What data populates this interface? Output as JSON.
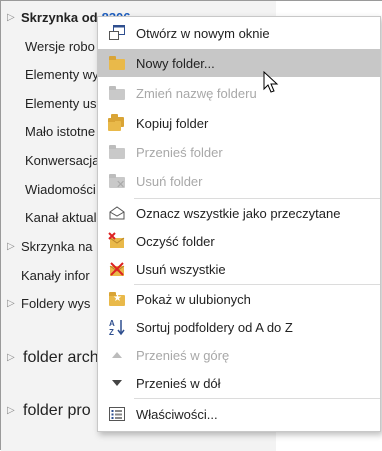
{
  "folder_pane": {
    "items": [
      {
        "label": "Skrzynka od",
        "count": "8306"
      },
      {
        "label": "Wersje robo"
      },
      {
        "label": "Elementy wy"
      },
      {
        "label": "Elementy us"
      },
      {
        "label": "Mało istotne"
      },
      {
        "label": "Konwersacja"
      },
      {
        "label": "Wiadomości"
      },
      {
        "label": "Kanał aktual"
      },
      {
        "label": "Skrzynka na"
      },
      {
        "label": "Kanały infor"
      },
      {
        "label": "Foldery wys"
      },
      {
        "label": "folder arch"
      },
      {
        "label": "folder pro"
      }
    ]
  },
  "context_menu": {
    "items": [
      {
        "label": "Otwórz w nowym oknie",
        "icon": "new-window-icon",
        "enabled": true
      },
      {
        "label": "Nowy folder...",
        "icon": "new-folder-icon",
        "enabled": true,
        "highlighted": true
      },
      {
        "label": "Zmień nazwę folderu",
        "icon": "rename-folder-icon",
        "enabled": false
      },
      {
        "label": "Kopiuj folder",
        "icon": "copy-folder-icon",
        "enabled": true
      },
      {
        "label": "Przenieś folder",
        "icon": "move-folder-icon",
        "enabled": false
      },
      {
        "label": "Usuń folder",
        "icon": "delete-folder-icon",
        "enabled": false
      },
      {
        "label": "Oznacz wszystkie jako przeczytane",
        "icon": "mark-read-icon",
        "enabled": true
      },
      {
        "label": "Oczyść folder",
        "icon": "clean-folder-icon",
        "enabled": true
      },
      {
        "label": "Usuń wszystkie",
        "icon": "delete-all-icon",
        "enabled": true
      },
      {
        "label": "Pokaż w ulubionych",
        "icon": "favorite-folder-icon",
        "enabled": true
      },
      {
        "label": "Sortuj podfoldery od A do Z",
        "icon": "sort-az-icon",
        "enabled": true
      },
      {
        "label": "Przenieś w górę",
        "icon": "move-up-icon",
        "enabled": false
      },
      {
        "label": "Przenieś w dół",
        "icon": "move-down-icon",
        "enabled": true
      },
      {
        "label": "Właściwości...",
        "icon": "properties-icon",
        "enabled": true
      }
    ]
  },
  "colors": {
    "pane_bg": "#f3f3f3",
    "highlight_bg": "#c7c7c7",
    "disabled_text": "#a8a8a8",
    "folder_yellow": "#e9b94a",
    "accent_blue": "#1f5fbf"
  }
}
********
• **DO THIS**: Filter the data for the string "delete" and copy every line that has it.

• **FINAL ANSWER**:
        "icon": "delete-folder-icon",
        "icon": "delete-all-icon",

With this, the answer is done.